### Directions
Every line of the following records that includes "first" should be copied.

### Data to use
· · ·

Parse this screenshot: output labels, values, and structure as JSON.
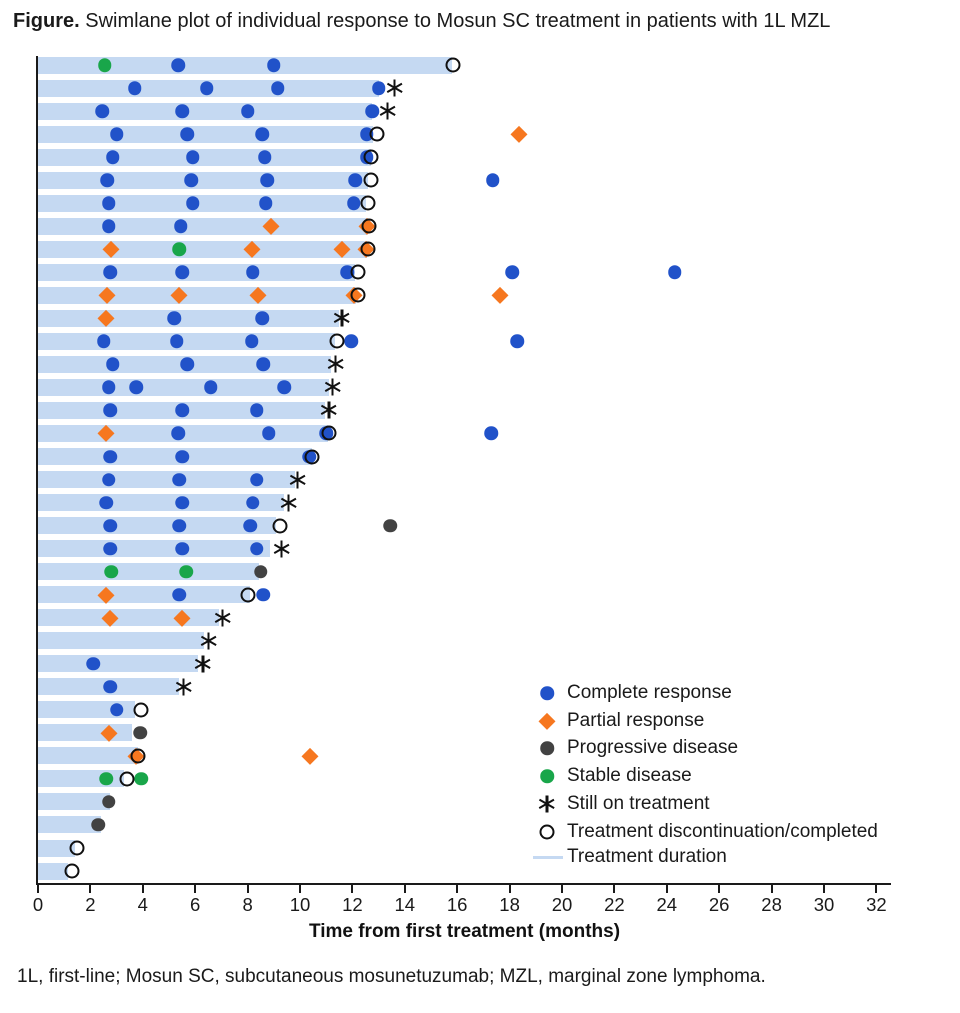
{
  "title": {
    "prefix": "Figure.",
    "rest": " Swimlane plot of individual response to Mosun SC treatment in patients with 1L MZL"
  },
  "footnote": "1L, first-line; Mosun SC, subcutaneous mosunetuzumab; MZL, marginal zone lymphoma.",
  "chart_data": {
    "type": "swimlane",
    "xlabel": "Time from first treatment (months)",
    "x_ticks": [
      0,
      2,
      4,
      6,
      8,
      10,
      12,
      14,
      16,
      18,
      20,
      22,
      24,
      26,
      28,
      30,
      32
    ],
    "xlim": [
      0,
      32.6
    ],
    "n_patients": 36,
    "colors": {
      "complete_response": "#2152c9",
      "partial_response": "#f6771f",
      "progressive_disease": "#424242",
      "stable_disease": "#19a64a",
      "still_on_treatment": "#111111",
      "discontinuation_ring": "#101010",
      "treatment_duration": "#c5d9f2"
    },
    "legend": [
      {
        "type": "cr",
        "label": "Complete response"
      },
      {
        "type": "pr",
        "label": "Partial response"
      },
      {
        "type": "pd",
        "label": "Progressive disease"
      },
      {
        "type": "sd",
        "label": "Stable disease"
      },
      {
        "type": "ot",
        "label": "Still on treatment"
      },
      {
        "type": "dc",
        "label": "Treatment discontinuation/completed"
      },
      {
        "type": "dur",
        "label": "Treatment duration"
      }
    ],
    "marker_legend_key": {
      "cr": "Complete response",
      "pr": "Partial response",
      "pd": "Progressive disease",
      "sd": "Stable disease",
      "ot": "Still on treatment",
      "dc": "Treatment discontinuation/completed"
    },
    "lanes": [
      {
        "duration": 15.8,
        "markers": [
          [
            "sd",
            2.55
          ],
          [
            "cr",
            5.35
          ],
          [
            "cr",
            9.0
          ],
          [
            "dc",
            15.85
          ]
        ]
      },
      {
        "duration": 13.0,
        "markers": [
          [
            "cr",
            3.7
          ],
          [
            "cr",
            6.45
          ],
          [
            "cr",
            9.15
          ],
          [
            "cr",
            13.0
          ],
          [
            "ot",
            13.6
          ]
        ]
      },
      {
        "duration": 12.75,
        "markers": [
          [
            "cr",
            2.45
          ],
          [
            "cr",
            5.5
          ],
          [
            "cr",
            8.0
          ],
          [
            "cr",
            12.75
          ],
          [
            "ot",
            13.35
          ]
        ]
      },
      {
        "duration": 12.8,
        "markers": [
          [
            "cr",
            3.0
          ],
          [
            "cr",
            5.7
          ],
          [
            "cr",
            8.55
          ],
          [
            "cr",
            12.55
          ],
          [
            "dc",
            12.95
          ],
          [
            "pr",
            18.35
          ]
        ]
      },
      {
        "duration": 12.7,
        "markers": [
          [
            "cr",
            2.85
          ],
          [
            "cr",
            5.9
          ],
          [
            "cr",
            8.65
          ],
          [
            "cr",
            12.55
          ],
          [
            "dc",
            12.7
          ]
        ]
      },
      {
        "duration": 12.6,
        "markers": [
          [
            "cr",
            2.65
          ],
          [
            "cr",
            5.85
          ],
          [
            "cr",
            8.75
          ],
          [
            "cr",
            12.1
          ],
          [
            "dc",
            12.7
          ],
          [
            "cr",
            17.35
          ]
        ]
      },
      {
        "duration": 12.5,
        "markers": [
          [
            "cr",
            2.7
          ],
          [
            "cr",
            5.9
          ],
          [
            "cr",
            8.7
          ],
          [
            "cr",
            12.05
          ],
          [
            "dc",
            12.6
          ]
        ]
      },
      {
        "duration": 12.55,
        "markers": [
          [
            "cr",
            2.7
          ],
          [
            "cr",
            5.45
          ],
          [
            "pr",
            8.9
          ],
          [
            "pr",
            12.55
          ],
          [
            "dc",
            12.65
          ]
        ]
      },
      {
        "duration": 12.55,
        "markers": [
          [
            "pr",
            2.8
          ],
          [
            "sd",
            5.4
          ],
          [
            "pr",
            8.15
          ],
          [
            "pr",
            11.6
          ],
          [
            "pr",
            12.5
          ],
          [
            "dc",
            12.6
          ]
        ]
      },
      {
        "duration": 12.1,
        "markers": [
          [
            "cr",
            2.75
          ],
          [
            "cr",
            5.5
          ],
          [
            "cr",
            8.2
          ],
          [
            "cr",
            11.8
          ],
          [
            "dc",
            12.2
          ],
          [
            "cr",
            18.1
          ],
          [
            "cr",
            24.3
          ]
        ]
      },
      {
        "duration": 12.15,
        "markers": [
          [
            "pr",
            2.65
          ],
          [
            "pr",
            5.4
          ],
          [
            "pr",
            8.4
          ],
          [
            "pr",
            12.05
          ],
          [
            "dc",
            12.2
          ],
          [
            "pr",
            17.65
          ]
        ]
      },
      {
        "duration": 11.5,
        "markers": [
          [
            "pr",
            2.6
          ],
          [
            "cr",
            5.2
          ],
          [
            "cr",
            8.55
          ],
          [
            "ot",
            11.6
          ]
        ]
      },
      {
        "duration": 11.35,
        "markers": [
          [
            "cr",
            2.5
          ],
          [
            "cr",
            5.3
          ],
          [
            "cr",
            8.15
          ],
          [
            "dc",
            11.4
          ],
          [
            "cr",
            11.95
          ],
          [
            "cr",
            18.3
          ]
        ]
      },
      {
        "duration": 11.2,
        "markers": [
          [
            "cr",
            2.85
          ],
          [
            "cr",
            5.7
          ],
          [
            "cr",
            8.6
          ],
          [
            "ot",
            11.35
          ]
        ]
      },
      {
        "duration": 11.1,
        "markers": [
          [
            "cr",
            2.7
          ],
          [
            "cr",
            3.75
          ],
          [
            "cr",
            6.6
          ],
          [
            "cr",
            9.4
          ],
          [
            "ot",
            11.25
          ]
        ]
      },
      {
        "duration": 10.95,
        "markers": [
          [
            "cr",
            2.75
          ],
          [
            "cr",
            5.5
          ],
          [
            "cr",
            8.35
          ],
          [
            "ot",
            11.1
          ]
        ]
      },
      {
        "duration": 11.05,
        "markers": [
          [
            "pr",
            2.6
          ],
          [
            "cr",
            5.35
          ],
          [
            "cr",
            8.8
          ],
          [
            "cr",
            11.0
          ],
          [
            "dc",
            11.1
          ],
          [
            "cr",
            17.3
          ]
        ]
      },
      {
        "duration": 10.45,
        "markers": [
          [
            "cr",
            2.75
          ],
          [
            "cr",
            5.5
          ],
          [
            "cr",
            10.35
          ],
          [
            "dc",
            10.45
          ]
        ]
      },
      {
        "duration": 9.8,
        "markers": [
          [
            "cr",
            2.7
          ],
          [
            "cr",
            5.4
          ],
          [
            "cr",
            8.35
          ],
          [
            "ot",
            9.9
          ]
        ]
      },
      {
        "duration": 9.4,
        "markers": [
          [
            "cr",
            2.6
          ],
          [
            "cr",
            5.5
          ],
          [
            "cr",
            8.2
          ],
          [
            "ot",
            9.55
          ]
        ]
      },
      {
        "duration": 9.1,
        "markers": [
          [
            "cr",
            2.75
          ],
          [
            "cr",
            5.4
          ],
          [
            "cr",
            8.1
          ],
          [
            "dc",
            9.25
          ],
          [
            "pd",
            13.45
          ]
        ]
      },
      {
        "duration": 8.85,
        "markers": [
          [
            "cr",
            2.75
          ],
          [
            "cr",
            5.5
          ],
          [
            "cr",
            8.35
          ],
          [
            "ot",
            9.3
          ]
        ]
      },
      {
        "duration": 8.45,
        "markers": [
          [
            "sd",
            2.8
          ],
          [
            "sd",
            5.65
          ],
          [
            "pd",
            8.5
          ]
        ]
      },
      {
        "duration": 8.1,
        "markers": [
          [
            "pr",
            2.6
          ],
          [
            "cr",
            5.4
          ],
          [
            "dc",
            8.0
          ],
          [
            "cr",
            8.6
          ]
        ]
      },
      {
        "duration": 6.9,
        "markers": [
          [
            "pr",
            2.75
          ],
          [
            "pr",
            5.5
          ],
          [
            "ot",
            7.05
          ]
        ]
      },
      {
        "duration": 6.35,
        "markers": [
          [
            "ot",
            6.5
          ]
        ]
      },
      {
        "duration": 6.1,
        "markers": [
          [
            "cr",
            2.1
          ],
          [
            "ot",
            6.3
          ]
        ]
      },
      {
        "duration": 5.4,
        "markers": [
          [
            "cr",
            2.75
          ],
          [
            "ot",
            5.55
          ]
        ]
      },
      {
        "duration": 3.7,
        "markers": [
          [
            "cr",
            3.0
          ],
          [
            "dc",
            3.95
          ]
        ]
      },
      {
        "duration": 3.6,
        "markers": [
          [
            "pr",
            2.7
          ],
          [
            "pd",
            3.9
          ]
        ]
      },
      {
        "duration": 3.8,
        "markers": [
          [
            "pr",
            3.75
          ],
          [
            "dc",
            3.8
          ],
          [
            "pr",
            10.4
          ]
        ]
      },
      {
        "duration": 3.3,
        "markers": [
          [
            "sd",
            2.6
          ],
          [
            "dc",
            3.4
          ],
          [
            "sd",
            3.95
          ]
        ]
      },
      {
        "duration": 2.75,
        "markers": [
          [
            "pd",
            2.7
          ]
        ]
      },
      {
        "duration": 2.4,
        "markers": [
          [
            "pd",
            2.3
          ]
        ]
      },
      {
        "duration": 1.4,
        "markers": [
          [
            "dc",
            1.5
          ]
        ]
      },
      {
        "duration": 1.15,
        "markers": [
          [
            "dc",
            1.3
          ]
        ]
      }
    ]
  }
}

· · ·

### Solution for this task
  "footnote": "1L, first-line; Mosun SC, subcutaneous mosunetuzumab; MZL, marginal zone lymphoma.",
    "xlabel": "Time from first treatment (months)",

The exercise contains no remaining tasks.